Exercise
Copy out lines with the word "Received" from the material that follows.
--- BEGIN Data rows ---
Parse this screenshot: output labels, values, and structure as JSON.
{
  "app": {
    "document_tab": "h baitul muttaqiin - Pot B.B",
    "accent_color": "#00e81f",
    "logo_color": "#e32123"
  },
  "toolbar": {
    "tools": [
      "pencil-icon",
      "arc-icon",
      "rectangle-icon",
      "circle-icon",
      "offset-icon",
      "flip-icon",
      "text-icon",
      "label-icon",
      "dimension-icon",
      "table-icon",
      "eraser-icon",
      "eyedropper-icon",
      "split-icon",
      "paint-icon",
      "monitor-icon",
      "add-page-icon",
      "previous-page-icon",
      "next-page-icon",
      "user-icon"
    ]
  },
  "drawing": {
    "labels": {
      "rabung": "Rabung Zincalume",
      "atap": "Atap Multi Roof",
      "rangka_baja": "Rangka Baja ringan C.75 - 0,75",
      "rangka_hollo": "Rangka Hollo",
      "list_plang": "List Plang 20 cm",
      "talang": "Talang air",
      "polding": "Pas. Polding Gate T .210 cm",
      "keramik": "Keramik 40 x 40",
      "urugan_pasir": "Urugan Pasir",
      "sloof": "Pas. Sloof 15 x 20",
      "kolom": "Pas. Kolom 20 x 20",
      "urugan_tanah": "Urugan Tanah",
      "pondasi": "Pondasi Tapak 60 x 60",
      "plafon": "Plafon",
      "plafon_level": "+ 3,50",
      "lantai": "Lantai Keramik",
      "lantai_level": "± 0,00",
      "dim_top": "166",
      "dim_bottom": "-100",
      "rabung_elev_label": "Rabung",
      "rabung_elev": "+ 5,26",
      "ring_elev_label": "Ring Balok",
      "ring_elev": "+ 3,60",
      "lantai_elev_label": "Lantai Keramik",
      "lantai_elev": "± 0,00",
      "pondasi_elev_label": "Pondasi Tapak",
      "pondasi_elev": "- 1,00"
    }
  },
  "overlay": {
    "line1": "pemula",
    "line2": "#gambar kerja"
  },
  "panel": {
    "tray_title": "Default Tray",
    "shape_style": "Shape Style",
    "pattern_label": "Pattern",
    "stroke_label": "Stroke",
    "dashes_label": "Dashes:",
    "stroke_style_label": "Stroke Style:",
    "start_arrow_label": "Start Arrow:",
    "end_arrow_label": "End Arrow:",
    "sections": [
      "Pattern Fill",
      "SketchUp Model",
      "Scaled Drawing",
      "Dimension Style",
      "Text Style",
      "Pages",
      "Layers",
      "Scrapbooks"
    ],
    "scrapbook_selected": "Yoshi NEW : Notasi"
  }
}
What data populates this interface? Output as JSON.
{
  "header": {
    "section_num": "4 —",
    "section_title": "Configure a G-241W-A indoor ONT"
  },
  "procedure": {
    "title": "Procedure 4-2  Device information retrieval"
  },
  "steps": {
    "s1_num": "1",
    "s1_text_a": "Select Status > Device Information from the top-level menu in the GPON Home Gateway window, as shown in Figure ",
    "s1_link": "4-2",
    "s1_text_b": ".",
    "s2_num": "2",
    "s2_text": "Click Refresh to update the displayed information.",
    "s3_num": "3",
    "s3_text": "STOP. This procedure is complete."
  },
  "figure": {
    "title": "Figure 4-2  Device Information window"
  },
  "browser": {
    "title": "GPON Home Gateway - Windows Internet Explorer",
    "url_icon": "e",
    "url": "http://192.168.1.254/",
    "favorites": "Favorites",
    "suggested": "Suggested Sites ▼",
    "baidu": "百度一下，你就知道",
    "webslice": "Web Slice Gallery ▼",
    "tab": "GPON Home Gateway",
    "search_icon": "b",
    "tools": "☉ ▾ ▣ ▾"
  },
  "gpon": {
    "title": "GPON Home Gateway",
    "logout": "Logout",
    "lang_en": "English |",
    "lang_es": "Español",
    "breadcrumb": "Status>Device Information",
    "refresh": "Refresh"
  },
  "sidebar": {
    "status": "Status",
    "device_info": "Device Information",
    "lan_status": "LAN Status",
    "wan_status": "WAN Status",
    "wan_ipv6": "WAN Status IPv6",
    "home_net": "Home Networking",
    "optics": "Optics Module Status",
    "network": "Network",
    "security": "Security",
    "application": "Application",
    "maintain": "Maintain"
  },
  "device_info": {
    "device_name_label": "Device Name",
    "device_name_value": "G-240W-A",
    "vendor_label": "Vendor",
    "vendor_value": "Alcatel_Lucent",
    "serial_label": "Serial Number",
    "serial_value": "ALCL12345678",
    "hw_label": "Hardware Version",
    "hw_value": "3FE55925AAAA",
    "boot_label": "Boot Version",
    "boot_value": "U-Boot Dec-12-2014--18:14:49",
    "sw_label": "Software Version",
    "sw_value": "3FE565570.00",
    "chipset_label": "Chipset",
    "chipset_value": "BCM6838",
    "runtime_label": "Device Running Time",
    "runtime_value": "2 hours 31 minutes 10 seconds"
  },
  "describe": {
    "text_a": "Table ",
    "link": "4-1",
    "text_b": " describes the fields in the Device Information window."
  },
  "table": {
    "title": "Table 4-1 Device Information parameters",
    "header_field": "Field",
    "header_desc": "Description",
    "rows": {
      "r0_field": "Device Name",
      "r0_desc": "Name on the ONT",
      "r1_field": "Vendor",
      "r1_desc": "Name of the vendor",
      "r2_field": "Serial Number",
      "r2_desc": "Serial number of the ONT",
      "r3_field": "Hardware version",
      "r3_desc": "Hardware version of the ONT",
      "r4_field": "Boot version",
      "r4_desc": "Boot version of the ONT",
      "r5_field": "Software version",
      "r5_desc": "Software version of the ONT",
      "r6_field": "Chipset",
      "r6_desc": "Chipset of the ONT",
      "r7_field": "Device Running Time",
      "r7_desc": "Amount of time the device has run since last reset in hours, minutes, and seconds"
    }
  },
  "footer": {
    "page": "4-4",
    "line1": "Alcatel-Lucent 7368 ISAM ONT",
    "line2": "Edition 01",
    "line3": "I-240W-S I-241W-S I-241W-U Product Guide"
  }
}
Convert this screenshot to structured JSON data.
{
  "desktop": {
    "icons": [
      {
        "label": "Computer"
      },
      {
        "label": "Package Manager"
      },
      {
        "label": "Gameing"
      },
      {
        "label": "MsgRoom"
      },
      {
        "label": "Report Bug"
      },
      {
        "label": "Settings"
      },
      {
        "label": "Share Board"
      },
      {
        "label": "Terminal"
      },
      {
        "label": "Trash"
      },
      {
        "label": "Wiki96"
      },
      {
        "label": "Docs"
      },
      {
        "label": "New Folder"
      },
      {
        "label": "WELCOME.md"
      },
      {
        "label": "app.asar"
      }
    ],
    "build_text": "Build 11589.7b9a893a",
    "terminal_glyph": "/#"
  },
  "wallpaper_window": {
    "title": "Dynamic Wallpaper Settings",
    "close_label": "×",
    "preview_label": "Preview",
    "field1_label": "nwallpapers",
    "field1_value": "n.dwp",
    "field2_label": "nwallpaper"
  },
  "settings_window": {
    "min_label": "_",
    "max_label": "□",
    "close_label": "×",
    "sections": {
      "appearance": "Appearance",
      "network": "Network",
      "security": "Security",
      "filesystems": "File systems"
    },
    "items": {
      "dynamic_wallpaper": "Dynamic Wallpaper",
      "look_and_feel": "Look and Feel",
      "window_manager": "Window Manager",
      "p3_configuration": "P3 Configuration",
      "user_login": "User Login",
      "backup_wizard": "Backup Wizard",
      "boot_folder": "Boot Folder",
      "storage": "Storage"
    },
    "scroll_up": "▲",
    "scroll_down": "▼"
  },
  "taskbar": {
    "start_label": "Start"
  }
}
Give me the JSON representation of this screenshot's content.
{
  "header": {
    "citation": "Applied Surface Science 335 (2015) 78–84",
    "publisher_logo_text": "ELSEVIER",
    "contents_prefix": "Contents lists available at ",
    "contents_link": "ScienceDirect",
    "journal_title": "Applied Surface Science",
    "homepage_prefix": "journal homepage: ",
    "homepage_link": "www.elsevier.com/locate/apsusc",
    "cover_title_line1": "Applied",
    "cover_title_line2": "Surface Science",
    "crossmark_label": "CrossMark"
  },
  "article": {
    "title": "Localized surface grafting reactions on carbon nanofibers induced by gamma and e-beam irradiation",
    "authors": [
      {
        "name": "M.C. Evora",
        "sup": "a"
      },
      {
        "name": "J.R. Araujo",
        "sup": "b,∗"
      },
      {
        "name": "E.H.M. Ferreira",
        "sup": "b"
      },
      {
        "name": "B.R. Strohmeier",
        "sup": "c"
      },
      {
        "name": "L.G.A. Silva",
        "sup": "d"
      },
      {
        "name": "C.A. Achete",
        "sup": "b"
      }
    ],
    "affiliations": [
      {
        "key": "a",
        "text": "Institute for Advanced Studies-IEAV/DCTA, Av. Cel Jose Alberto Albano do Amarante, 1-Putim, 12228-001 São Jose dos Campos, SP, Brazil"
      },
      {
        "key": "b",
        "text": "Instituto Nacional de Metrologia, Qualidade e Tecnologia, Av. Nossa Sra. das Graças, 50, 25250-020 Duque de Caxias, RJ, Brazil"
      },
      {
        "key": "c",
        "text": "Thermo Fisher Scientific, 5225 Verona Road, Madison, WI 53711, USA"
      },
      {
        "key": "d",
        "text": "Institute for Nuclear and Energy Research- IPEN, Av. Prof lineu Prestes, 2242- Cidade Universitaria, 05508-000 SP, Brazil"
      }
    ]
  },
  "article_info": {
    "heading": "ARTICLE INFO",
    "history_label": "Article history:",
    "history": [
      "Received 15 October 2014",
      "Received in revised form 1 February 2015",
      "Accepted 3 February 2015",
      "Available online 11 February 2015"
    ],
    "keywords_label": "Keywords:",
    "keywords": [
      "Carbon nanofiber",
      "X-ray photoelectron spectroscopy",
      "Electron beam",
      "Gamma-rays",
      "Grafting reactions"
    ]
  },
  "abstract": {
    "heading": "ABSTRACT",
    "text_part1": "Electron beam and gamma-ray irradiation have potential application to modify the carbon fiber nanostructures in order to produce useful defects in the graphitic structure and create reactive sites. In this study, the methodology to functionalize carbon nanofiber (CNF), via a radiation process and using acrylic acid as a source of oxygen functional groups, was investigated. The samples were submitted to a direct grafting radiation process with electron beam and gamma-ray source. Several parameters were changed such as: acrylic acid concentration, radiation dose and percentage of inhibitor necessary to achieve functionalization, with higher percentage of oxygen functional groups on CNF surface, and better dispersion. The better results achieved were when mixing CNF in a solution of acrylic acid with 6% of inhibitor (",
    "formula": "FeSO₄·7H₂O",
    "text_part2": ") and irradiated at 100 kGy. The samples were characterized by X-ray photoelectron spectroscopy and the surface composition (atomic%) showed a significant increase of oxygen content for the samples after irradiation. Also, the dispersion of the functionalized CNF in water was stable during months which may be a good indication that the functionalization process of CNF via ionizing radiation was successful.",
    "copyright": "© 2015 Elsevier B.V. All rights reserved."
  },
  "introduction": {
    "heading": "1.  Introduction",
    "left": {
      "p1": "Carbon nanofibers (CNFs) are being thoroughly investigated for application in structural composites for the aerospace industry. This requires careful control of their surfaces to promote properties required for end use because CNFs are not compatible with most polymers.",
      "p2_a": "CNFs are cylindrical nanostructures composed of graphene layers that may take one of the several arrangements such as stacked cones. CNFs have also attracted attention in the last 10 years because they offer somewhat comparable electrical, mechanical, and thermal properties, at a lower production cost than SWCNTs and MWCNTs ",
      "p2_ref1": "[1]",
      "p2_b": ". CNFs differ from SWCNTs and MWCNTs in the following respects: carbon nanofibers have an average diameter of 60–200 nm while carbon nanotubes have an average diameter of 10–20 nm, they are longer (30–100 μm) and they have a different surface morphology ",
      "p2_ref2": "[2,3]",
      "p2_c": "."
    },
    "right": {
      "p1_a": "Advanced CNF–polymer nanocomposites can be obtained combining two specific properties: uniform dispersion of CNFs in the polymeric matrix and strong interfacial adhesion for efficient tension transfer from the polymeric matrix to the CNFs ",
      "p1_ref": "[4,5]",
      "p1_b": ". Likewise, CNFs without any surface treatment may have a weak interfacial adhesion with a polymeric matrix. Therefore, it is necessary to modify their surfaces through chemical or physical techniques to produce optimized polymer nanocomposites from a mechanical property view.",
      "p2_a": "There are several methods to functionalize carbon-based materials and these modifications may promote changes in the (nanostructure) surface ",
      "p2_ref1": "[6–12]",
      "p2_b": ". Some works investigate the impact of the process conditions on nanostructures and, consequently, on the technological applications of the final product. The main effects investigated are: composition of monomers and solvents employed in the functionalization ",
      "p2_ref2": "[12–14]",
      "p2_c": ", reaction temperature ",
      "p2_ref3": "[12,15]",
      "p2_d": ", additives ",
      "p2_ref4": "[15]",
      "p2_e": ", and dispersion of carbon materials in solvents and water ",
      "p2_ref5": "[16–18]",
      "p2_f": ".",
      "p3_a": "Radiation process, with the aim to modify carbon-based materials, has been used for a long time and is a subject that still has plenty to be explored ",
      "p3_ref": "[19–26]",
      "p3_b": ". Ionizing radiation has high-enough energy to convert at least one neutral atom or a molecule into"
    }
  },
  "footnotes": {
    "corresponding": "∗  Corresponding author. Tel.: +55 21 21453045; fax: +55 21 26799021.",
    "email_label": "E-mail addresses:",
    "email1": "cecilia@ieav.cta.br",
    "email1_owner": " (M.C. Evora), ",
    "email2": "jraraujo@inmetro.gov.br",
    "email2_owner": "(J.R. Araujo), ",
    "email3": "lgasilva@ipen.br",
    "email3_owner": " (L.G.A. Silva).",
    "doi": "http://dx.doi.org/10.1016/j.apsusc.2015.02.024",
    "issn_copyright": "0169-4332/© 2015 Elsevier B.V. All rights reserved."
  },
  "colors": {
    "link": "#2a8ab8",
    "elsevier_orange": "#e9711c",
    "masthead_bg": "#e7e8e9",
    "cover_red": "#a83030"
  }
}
--- END Data rows ---
Correct result
      "Received 15 October 2014",
      "Received in revised form 1 February 2015",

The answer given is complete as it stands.